(What you have to do)
Pull out every line from the listing that has the word "screenshot".

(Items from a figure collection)
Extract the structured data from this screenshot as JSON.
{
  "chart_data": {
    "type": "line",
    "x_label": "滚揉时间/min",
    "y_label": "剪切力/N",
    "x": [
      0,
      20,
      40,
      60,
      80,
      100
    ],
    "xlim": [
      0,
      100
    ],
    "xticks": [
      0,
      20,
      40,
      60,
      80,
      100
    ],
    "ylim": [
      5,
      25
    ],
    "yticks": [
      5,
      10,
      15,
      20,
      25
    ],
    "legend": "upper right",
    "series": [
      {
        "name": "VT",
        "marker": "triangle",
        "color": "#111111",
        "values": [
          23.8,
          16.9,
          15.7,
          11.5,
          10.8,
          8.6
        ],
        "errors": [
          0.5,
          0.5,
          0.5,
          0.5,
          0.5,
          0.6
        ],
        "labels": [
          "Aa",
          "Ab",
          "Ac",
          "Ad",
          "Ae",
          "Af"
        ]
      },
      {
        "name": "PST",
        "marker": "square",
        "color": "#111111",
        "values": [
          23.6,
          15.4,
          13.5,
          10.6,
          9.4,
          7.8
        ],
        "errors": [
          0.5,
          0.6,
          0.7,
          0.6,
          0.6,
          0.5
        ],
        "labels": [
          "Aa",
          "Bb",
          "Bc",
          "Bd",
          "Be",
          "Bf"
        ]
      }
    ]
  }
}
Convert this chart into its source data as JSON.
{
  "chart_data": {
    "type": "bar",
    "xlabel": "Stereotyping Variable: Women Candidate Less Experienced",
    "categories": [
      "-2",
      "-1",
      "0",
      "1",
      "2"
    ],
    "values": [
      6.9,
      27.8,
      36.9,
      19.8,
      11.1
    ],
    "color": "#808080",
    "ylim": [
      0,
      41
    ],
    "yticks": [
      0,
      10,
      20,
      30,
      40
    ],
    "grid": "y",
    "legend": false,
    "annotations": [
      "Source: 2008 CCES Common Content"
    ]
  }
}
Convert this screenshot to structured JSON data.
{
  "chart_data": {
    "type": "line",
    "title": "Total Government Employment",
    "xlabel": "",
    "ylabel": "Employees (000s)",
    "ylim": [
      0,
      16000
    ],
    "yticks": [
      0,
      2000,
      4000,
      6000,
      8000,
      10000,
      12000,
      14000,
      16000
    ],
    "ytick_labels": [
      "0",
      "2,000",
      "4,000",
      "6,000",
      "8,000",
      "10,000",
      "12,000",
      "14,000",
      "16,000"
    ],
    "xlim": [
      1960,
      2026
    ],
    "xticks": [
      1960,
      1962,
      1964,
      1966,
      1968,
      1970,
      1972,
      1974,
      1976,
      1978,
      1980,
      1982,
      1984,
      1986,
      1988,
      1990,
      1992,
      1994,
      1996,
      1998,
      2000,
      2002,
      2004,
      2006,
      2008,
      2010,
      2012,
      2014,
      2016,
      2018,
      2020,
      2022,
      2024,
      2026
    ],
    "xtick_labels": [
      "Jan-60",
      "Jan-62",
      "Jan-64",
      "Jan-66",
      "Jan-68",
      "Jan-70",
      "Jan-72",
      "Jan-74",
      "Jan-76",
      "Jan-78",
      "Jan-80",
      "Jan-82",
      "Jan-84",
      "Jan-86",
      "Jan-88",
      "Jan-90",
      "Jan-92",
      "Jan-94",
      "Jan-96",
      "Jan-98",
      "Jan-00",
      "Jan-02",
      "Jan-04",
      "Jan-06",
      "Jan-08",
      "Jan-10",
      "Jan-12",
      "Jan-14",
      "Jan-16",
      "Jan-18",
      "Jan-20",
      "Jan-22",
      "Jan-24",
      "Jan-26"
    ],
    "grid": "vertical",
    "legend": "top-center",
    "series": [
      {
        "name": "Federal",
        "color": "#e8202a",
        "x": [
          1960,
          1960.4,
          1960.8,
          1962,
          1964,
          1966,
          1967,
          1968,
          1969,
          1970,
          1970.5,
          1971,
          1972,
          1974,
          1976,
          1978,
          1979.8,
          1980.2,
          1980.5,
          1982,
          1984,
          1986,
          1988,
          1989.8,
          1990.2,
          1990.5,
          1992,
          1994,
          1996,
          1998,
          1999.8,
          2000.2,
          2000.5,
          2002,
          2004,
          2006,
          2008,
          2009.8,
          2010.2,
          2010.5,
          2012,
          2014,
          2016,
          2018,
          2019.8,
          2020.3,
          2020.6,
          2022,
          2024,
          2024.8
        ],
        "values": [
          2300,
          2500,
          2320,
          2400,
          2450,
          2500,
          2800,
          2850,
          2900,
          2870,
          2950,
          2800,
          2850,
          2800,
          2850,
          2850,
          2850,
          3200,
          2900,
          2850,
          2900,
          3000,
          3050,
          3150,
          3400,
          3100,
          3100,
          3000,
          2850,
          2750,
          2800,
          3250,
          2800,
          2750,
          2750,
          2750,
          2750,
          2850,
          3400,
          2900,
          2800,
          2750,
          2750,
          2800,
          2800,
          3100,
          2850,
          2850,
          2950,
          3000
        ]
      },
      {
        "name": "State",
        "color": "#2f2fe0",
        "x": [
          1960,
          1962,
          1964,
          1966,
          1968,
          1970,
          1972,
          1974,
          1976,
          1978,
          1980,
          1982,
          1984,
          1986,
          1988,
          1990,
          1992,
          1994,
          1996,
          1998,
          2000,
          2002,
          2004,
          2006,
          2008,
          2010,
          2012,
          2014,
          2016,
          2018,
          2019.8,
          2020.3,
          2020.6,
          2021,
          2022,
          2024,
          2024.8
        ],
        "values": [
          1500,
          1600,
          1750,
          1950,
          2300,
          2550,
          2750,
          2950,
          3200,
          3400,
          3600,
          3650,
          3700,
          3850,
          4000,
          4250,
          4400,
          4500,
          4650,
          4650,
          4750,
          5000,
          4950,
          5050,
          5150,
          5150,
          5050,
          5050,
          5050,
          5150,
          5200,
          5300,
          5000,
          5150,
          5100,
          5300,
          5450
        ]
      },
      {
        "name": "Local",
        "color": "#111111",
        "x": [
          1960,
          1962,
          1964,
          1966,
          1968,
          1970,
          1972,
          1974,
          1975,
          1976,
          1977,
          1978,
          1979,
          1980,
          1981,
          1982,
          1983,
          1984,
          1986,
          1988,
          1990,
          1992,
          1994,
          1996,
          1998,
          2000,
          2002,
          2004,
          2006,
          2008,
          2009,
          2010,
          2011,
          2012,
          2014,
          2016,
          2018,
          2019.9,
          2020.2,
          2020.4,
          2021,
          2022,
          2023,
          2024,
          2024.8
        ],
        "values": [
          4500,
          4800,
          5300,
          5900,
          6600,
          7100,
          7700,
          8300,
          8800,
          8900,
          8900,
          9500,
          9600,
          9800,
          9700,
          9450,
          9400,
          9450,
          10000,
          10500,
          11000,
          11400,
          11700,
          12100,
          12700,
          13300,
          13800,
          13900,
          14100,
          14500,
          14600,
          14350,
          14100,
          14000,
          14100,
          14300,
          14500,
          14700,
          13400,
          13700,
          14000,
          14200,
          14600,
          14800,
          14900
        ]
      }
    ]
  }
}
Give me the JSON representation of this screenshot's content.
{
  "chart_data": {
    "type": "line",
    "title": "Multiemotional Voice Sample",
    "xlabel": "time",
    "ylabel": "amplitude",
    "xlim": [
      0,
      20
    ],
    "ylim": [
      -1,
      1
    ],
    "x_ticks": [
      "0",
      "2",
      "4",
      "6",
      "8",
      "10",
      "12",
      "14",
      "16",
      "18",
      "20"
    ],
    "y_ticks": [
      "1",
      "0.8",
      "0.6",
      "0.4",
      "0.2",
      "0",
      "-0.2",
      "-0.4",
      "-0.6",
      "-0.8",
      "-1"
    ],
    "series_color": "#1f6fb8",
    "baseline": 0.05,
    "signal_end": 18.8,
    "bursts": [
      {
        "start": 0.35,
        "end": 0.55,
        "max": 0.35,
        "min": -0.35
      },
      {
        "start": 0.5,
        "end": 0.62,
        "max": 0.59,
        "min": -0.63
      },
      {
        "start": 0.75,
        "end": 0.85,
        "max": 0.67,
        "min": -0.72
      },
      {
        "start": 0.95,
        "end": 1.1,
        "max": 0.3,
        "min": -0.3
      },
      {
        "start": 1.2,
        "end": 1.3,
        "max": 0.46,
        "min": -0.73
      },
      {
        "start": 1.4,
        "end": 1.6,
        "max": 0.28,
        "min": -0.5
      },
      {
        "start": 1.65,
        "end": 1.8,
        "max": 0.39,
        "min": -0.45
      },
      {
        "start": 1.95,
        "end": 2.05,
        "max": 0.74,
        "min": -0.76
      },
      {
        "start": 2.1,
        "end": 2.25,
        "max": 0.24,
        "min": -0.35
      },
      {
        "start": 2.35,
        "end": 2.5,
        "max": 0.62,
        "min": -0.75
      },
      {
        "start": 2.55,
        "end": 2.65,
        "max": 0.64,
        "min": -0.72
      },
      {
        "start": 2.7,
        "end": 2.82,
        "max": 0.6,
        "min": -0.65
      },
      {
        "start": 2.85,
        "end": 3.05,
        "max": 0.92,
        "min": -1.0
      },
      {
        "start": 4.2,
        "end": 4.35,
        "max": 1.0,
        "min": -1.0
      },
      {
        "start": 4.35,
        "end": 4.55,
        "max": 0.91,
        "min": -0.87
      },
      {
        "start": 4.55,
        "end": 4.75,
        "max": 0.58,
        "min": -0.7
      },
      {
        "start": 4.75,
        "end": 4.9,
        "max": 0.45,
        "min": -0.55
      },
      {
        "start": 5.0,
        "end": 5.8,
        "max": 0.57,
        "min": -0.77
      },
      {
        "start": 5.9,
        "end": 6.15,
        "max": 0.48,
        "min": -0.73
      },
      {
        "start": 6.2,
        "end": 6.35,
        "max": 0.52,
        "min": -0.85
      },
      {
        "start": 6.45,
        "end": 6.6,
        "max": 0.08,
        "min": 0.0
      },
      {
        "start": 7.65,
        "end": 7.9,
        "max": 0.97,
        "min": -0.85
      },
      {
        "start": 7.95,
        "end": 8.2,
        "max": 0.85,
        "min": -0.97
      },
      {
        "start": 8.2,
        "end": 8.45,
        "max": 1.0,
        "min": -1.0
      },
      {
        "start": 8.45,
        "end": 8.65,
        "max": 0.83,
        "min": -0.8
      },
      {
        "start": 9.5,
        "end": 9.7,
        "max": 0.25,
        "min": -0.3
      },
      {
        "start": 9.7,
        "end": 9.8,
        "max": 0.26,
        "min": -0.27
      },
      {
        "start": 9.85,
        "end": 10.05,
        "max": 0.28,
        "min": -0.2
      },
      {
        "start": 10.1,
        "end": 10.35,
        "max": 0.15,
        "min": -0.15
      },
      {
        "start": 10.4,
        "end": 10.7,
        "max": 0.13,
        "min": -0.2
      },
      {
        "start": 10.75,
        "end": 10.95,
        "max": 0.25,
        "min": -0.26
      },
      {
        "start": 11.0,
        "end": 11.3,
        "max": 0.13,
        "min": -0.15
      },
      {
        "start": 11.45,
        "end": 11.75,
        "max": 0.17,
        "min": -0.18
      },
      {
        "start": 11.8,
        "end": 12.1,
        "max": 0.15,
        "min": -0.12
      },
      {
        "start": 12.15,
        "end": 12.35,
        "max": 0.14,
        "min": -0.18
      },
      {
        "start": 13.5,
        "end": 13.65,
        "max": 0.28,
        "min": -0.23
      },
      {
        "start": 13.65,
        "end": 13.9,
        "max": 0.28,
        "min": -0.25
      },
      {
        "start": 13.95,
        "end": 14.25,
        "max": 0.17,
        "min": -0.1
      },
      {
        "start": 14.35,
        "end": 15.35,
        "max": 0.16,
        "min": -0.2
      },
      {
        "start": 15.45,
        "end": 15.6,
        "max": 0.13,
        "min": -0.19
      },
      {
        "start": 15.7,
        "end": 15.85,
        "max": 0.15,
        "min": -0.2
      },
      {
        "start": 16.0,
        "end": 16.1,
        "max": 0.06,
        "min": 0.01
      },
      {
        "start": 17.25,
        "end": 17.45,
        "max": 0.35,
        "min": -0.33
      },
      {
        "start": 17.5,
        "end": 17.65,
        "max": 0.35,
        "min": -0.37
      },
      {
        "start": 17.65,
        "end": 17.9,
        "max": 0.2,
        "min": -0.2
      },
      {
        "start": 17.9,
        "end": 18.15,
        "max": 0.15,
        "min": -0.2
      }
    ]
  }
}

(Written answer)
Extract the structured data from this screenshot as JSON.
Convert this screenshot to structured JSON data.
Give me the JSON representation of this screenshot's content.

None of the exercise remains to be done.